# TO BE DONE:
Set down the records once more, please, exactly and with the pictures left out.

Stored entries
- - - - - - -

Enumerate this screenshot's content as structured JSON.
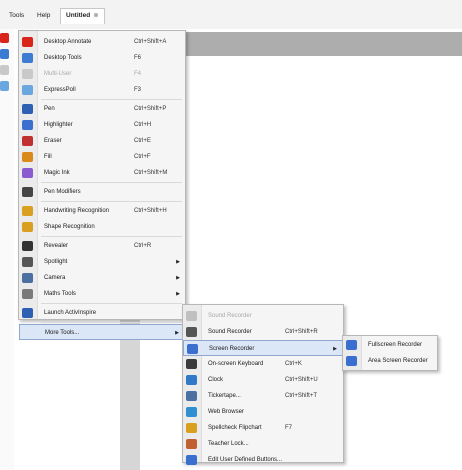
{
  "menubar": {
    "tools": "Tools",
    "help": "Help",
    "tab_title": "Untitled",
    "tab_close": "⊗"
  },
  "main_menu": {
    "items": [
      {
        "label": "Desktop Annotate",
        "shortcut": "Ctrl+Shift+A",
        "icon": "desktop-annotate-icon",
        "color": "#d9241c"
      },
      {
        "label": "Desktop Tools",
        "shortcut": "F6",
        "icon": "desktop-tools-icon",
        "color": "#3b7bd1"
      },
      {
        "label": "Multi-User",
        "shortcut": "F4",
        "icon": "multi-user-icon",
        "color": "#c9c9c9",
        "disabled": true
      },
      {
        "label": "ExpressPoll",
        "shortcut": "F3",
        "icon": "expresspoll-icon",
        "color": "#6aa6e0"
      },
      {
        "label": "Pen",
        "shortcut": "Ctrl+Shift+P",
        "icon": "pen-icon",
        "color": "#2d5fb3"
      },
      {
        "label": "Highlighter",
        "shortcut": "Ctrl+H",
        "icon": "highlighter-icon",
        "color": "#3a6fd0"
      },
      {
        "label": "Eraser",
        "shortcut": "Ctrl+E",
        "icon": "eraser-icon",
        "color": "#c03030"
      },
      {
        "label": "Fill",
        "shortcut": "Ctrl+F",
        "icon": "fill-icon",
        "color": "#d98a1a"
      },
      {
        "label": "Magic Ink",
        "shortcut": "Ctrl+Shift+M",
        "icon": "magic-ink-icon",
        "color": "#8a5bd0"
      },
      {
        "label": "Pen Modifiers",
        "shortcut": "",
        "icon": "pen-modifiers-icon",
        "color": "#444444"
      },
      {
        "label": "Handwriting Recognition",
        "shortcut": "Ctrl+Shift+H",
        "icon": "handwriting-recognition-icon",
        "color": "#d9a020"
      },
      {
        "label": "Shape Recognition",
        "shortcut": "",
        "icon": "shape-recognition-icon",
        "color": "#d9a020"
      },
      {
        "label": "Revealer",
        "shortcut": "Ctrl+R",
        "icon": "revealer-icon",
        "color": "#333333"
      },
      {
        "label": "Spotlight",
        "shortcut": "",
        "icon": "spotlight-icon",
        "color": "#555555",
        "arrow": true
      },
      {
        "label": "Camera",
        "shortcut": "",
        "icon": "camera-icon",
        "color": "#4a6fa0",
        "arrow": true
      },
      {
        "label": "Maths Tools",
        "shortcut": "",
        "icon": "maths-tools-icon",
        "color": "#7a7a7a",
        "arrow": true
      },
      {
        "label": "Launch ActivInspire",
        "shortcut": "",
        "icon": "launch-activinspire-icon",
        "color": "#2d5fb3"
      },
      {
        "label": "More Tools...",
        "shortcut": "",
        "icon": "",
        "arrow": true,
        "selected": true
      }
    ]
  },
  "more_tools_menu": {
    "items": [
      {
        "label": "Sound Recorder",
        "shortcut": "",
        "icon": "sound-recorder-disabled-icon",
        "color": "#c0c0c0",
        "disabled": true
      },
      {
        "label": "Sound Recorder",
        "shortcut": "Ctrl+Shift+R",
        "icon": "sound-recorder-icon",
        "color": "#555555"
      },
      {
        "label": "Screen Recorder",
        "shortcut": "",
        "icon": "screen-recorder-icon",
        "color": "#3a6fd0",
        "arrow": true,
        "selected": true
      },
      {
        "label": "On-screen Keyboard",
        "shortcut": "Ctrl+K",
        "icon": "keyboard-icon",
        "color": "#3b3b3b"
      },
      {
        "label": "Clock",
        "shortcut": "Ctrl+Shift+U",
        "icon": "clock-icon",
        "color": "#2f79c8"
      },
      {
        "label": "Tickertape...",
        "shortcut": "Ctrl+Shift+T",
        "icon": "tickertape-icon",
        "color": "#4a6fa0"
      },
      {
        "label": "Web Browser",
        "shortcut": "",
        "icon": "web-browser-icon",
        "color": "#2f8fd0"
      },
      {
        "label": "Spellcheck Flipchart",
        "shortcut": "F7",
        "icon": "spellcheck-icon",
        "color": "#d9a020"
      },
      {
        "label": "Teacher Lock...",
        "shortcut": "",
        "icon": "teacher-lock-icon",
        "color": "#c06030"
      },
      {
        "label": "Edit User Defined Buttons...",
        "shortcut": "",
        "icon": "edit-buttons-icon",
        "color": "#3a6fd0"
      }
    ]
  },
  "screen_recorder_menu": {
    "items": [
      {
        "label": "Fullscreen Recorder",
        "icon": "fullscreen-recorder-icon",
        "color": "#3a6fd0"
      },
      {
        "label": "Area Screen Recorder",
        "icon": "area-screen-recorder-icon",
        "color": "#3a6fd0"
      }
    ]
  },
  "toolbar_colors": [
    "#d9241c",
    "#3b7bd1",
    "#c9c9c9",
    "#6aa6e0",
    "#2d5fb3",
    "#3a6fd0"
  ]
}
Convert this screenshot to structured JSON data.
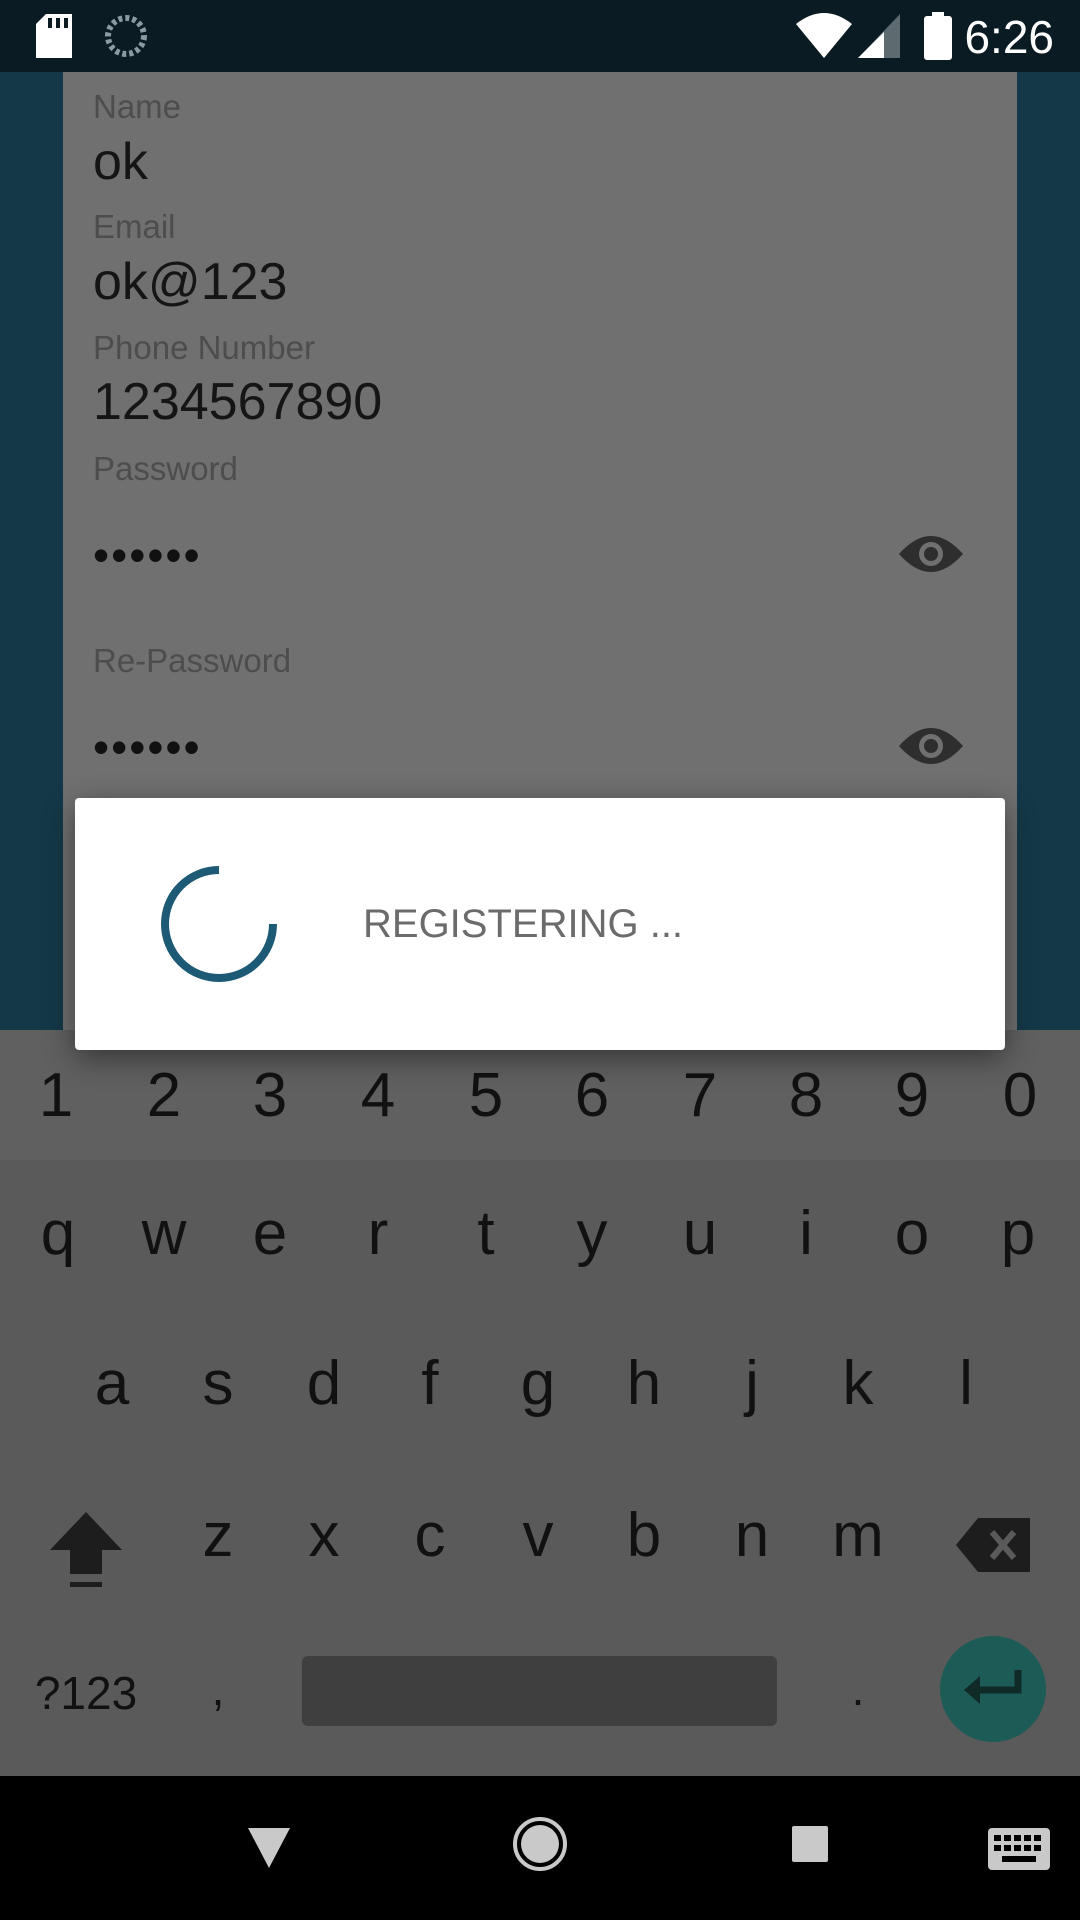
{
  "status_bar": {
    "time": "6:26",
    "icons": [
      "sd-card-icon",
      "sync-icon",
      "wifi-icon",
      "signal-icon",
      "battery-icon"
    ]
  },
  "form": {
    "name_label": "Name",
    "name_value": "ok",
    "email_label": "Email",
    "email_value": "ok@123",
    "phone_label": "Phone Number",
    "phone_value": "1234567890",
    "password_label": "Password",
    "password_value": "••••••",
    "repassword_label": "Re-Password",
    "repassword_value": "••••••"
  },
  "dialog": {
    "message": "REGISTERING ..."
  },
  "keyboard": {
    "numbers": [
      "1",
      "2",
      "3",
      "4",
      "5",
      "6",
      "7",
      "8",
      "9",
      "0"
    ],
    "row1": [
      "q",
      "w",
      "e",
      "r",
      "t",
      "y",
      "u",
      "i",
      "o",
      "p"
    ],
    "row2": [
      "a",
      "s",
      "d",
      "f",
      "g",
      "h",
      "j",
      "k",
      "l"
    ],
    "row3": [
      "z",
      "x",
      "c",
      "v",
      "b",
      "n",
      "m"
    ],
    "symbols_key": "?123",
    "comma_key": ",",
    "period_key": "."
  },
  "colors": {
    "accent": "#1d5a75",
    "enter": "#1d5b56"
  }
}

- - - - - - -

# SOLUTION:
Enumerate this screenshot's content as structured JSON.
{
  "menubar": {
    "tools": "Tools",
    "help": "Help",
    "tab_title": "Untitled",
    "tab_close": "⊗"
  },
  "main_menu": {
    "items": [
      {
        "label": "Desktop Annotate",
        "shortcut": "Ctrl+Shift+A",
        "icon": "desktop-annotate-icon",
        "color": "#d9241c"
      },
      {
        "label": "Desktop Tools",
        "shortcut": "F6",
        "icon": "desktop-tools-icon",
        "color": "#3b7bd1"
      },
      {
        "label": "Multi-User",
        "shortcut": "F4",
        "icon": "multi-user-icon",
        "color": "#c9c9c9",
        "disabled": true
      },
      {
        "label": "ExpressPoll",
        "shortcut": "F3",
        "icon": "expresspoll-icon",
        "color": "#6aa6e0"
      },
      {
        "label": "Pen",
        "shortcut": "Ctrl+Shift+P",
        "icon": "pen-icon",
        "color": "#2d5fb3"
      },
      {
        "label": "Highlighter",
        "shortcut": "Ctrl+H",
        "icon": "highlighter-icon",
        "color": "#3a6fd0"
      },
      {
        "label": "Eraser",
        "shortcut": "Ctrl+E",
        "icon": "eraser-icon",
        "color": "#c03030"
      },
      {
        "label": "Fill",
        "shortcut": "Ctrl+F",
        "icon": "fill-icon",
        "color": "#d98a1a"
      },
      {
        "label": "Magic Ink",
        "shortcut": "Ctrl+Shift+M",
        "icon": "magic-ink-icon",
        "color": "#8a5bd0"
      },
      {
        "label": "Pen Modifiers",
        "shortcut": "",
        "icon": "pen-modifiers-icon",
        "color": "#444444"
      },
      {
        "label": "Handwriting Recognition",
        "shortcut": "Ctrl+Shift+H",
        "icon": "handwriting-recognition-icon",
        "color": "#d9a020"
      },
      {
        "label": "Shape Recognition",
        "shortcut": "",
        "icon": "shape-recognition-icon",
        "color": "#d9a020"
      },
      {
        "label": "Revealer",
        "shortcut": "Ctrl+R",
        "icon": "revealer-icon",
        "color": "#333333"
      },
      {
        "label": "Spotlight",
        "shortcut": "",
        "icon": "spotlight-icon",
        "color": "#555555",
        "arrow": true
      },
      {
        "label": "Camera",
        "shortcut": "",
        "icon": "camera-icon",
        "color": "#4a6fa0",
        "arrow": true
      },
      {
        "label": "Maths Tools",
        "shortcut": "",
        "icon": "maths-tools-icon",
        "color": "#7a7a7a",
        "arrow": true
      },
      {
        "label": "Launch ActivInspire",
        "shortcut": "",
        "icon": "launch-activinspire-icon",
        "color": "#2d5fb3"
      },
      {
        "label": "More Tools...",
        "shortcut": "",
        "icon": "",
        "arrow": true,
        "selected": true
      }
    ]
  },
  "more_tools_menu": {
    "items": [
      {
        "label": "Sound Recorder",
        "shortcut": "",
        "icon": "sound-recorder-disabled-icon",
        "color": "#c0c0c0",
        "disabled": true
      },
      {
        "label": "Sound Recorder",
        "shortcut": "Ctrl+Shift+R",
        "icon": "sound-recorder-icon",
        "color": "#555555"
      },
      {
        "label": "Screen Recorder",
        "shortcut": "",
        "icon": "screen-recorder-icon",
        "color": "#3a6fd0",
        "arrow": true,
        "selected": true
      },
      {
        "label": "On-screen Keyboard",
        "shortcut": "Ctrl+K",
        "icon": "keyboard-icon",
        "color": "#3b3b3b"
      },
      {
        "label": "Clock",
        "shortcut": "Ctrl+Shift+U",
        "icon": "clock-icon",
        "color": "#2f79c8"
      },
      {
        "label": "Tickertape...",
        "shortcut": "Ctrl+Shift+T",
        "icon": "tickertape-icon",
        "color": "#4a6fa0"
      },
      {
        "label": "Web Browser",
        "shortcut": "",
        "icon": "web-browser-icon",
        "color": "#2f8fd0"
      },
      {
        "label": "Spellcheck Flipchart",
        "shortcut": "F7",
        "icon": "spellcheck-icon",
        "color": "#d9a020"
      },
      {
        "label": "Teacher Lock...",
        "shortcut": "",
        "icon": "teacher-lock-icon",
        "color": "#c06030"
      },
      {
        "label": "Edit User Defined Buttons...",
        "shortcut": "",
        "icon": "edit-buttons-icon",
        "color": "#3a6fd0"
      }
    ]
  },
  "screen_recorder_menu": {
    "items": [
      {
        "label": "Fullscreen Recorder",
        "icon": "fullscreen-recorder-icon",
        "color": "#3a6fd0"
      },
      {
        "label": "Area Screen Recorder",
        "icon": "area-screen-recorder-icon",
        "color": "#3a6fd0"
      }
    ]
  },
  "toolbar_colors": [
    "#d9241c",
    "#3b7bd1",
    "#c9c9c9",
    "#6aa6e0",
    "#2d5fb3",
    "#3a6fd0"
  ]
}
Convert this screenshot to structured JSON data.
{
  "status_bar": {
    "time": "6:26",
    "icons": [
      "sd-card-icon",
      "sync-icon",
      "wifi-icon",
      "signal-icon",
      "battery-icon"
    ]
  },
  "form": {
    "name_label": "Name",
    "name_value": "ok",
    "email_label": "Email",
    "email_value": "ok@123",
    "phone_label": "Phone Number",
    "phone_value": "1234567890",
    "password_label": "Password",
    "password_value": "••••••",
    "repassword_label": "Re-Password",
    "repassword_value": "••••••"
  },
  "dialog": {
    "message": "REGISTERING ..."
  },
  "keyboard": {
    "numbers": [
      "1",
      "2",
      "3",
      "4",
      "5",
      "6",
      "7",
      "8",
      "9",
      "0"
    ],
    "row1": [
      "q",
      "w",
      "e",
      "r",
      "t",
      "y",
      "u",
      "i",
      "o",
      "p"
    ],
    "row2": [
      "a",
      "s",
      "d",
      "f",
      "g",
      "h",
      "j",
      "k",
      "l"
    ],
    "row3": [
      "z",
      "x",
      "c",
      "v",
      "b",
      "n",
      "m"
    ],
    "symbols_key": "?123",
    "comma_key": ",",
    "period_key": "."
  },
  "colors": {
    "accent": "#1d5a75",
    "enter": "#1d5b56"
  }
}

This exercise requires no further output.